— START OF MATERIAL FOR THIS TASK —

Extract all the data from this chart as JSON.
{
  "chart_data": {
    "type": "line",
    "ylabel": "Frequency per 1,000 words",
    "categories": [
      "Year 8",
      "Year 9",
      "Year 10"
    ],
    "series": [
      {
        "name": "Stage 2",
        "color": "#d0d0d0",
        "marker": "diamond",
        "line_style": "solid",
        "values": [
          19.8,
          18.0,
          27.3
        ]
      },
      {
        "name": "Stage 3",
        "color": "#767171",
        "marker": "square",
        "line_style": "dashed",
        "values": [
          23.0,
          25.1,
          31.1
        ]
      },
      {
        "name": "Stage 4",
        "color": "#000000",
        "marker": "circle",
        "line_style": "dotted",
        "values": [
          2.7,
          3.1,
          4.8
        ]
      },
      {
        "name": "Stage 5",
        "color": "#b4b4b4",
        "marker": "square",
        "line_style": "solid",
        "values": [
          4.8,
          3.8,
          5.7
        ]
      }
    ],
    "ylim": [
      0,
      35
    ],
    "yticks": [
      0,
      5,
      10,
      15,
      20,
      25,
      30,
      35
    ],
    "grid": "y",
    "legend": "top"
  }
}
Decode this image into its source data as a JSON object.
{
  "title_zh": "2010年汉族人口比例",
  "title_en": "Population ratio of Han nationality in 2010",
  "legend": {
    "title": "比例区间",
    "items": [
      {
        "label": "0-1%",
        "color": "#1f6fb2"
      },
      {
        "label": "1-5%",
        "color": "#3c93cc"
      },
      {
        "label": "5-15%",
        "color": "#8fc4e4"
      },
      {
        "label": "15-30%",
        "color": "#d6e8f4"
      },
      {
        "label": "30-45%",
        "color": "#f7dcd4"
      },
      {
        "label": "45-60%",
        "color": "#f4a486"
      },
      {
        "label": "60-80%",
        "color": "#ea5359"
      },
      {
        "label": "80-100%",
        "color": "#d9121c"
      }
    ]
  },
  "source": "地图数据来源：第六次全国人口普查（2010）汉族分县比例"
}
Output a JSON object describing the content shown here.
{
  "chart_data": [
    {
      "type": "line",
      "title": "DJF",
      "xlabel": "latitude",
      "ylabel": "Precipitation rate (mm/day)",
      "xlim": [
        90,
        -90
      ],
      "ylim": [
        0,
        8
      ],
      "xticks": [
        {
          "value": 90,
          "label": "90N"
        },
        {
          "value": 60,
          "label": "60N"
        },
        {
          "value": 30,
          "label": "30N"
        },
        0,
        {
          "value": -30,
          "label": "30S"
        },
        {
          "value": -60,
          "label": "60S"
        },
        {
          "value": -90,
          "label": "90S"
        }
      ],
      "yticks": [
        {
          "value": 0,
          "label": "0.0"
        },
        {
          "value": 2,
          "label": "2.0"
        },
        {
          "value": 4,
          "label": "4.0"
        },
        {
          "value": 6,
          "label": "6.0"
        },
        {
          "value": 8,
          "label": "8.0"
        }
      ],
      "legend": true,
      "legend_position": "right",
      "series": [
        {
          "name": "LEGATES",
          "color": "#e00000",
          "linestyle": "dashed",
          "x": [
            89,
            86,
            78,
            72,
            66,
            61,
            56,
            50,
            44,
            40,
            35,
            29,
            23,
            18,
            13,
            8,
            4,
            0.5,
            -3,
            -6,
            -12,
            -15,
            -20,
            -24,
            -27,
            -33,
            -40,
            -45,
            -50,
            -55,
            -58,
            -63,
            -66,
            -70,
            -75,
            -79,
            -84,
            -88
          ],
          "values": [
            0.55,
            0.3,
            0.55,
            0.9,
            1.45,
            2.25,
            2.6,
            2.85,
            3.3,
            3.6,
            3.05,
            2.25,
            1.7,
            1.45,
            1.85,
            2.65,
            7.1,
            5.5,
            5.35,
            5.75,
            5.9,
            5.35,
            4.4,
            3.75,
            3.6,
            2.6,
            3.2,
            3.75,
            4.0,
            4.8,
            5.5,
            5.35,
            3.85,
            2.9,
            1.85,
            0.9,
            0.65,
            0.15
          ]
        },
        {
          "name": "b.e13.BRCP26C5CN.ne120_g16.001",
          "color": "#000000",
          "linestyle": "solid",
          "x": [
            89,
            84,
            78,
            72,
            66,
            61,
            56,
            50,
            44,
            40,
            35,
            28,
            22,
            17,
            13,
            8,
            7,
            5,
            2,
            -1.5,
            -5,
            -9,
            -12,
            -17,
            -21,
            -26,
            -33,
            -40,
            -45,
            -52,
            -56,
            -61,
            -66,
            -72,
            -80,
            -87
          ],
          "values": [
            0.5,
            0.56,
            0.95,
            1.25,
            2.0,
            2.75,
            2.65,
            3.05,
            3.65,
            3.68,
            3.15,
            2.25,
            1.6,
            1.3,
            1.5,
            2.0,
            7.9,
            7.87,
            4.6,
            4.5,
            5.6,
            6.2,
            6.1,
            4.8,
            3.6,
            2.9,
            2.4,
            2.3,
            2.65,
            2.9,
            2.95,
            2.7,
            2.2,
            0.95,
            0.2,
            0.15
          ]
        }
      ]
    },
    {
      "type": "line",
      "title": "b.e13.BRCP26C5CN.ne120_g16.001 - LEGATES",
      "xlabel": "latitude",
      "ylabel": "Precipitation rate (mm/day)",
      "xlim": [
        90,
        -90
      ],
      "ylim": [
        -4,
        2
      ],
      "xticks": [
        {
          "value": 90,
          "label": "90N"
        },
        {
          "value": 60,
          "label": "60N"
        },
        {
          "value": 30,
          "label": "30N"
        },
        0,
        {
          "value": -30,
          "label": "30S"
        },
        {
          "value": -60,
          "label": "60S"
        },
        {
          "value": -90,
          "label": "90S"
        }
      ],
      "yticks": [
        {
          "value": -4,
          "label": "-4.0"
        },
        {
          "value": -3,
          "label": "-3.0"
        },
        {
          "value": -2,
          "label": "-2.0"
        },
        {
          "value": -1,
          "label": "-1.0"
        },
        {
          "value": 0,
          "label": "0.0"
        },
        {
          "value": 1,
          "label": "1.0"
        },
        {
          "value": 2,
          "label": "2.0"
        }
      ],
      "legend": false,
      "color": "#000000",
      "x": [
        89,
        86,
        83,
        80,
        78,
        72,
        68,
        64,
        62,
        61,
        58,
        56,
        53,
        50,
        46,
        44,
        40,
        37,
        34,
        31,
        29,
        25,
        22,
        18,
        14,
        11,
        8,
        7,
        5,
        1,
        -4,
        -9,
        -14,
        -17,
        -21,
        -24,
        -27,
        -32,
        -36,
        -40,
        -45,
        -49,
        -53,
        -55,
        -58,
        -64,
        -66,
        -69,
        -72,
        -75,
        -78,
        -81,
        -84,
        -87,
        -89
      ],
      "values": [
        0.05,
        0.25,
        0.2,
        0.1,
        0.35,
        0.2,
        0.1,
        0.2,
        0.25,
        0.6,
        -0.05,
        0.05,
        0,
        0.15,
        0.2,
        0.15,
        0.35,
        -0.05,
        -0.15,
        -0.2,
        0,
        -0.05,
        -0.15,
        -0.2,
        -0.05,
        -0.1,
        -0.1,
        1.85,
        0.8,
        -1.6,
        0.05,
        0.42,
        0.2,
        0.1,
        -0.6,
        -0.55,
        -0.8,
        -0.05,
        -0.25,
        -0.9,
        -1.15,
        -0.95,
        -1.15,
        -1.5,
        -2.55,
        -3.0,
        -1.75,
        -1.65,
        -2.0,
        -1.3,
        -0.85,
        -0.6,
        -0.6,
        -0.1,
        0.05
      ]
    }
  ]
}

— END OF MATERIAL FOR THIS TASK —

Search the listing for the string "source". Copy each line where it turns up.

**TASK RESPONSE**
Decode this image into its source data as a JSON object.
  "source": "地图数据来源：第六次全国人口普查（2010）汉族分县比例"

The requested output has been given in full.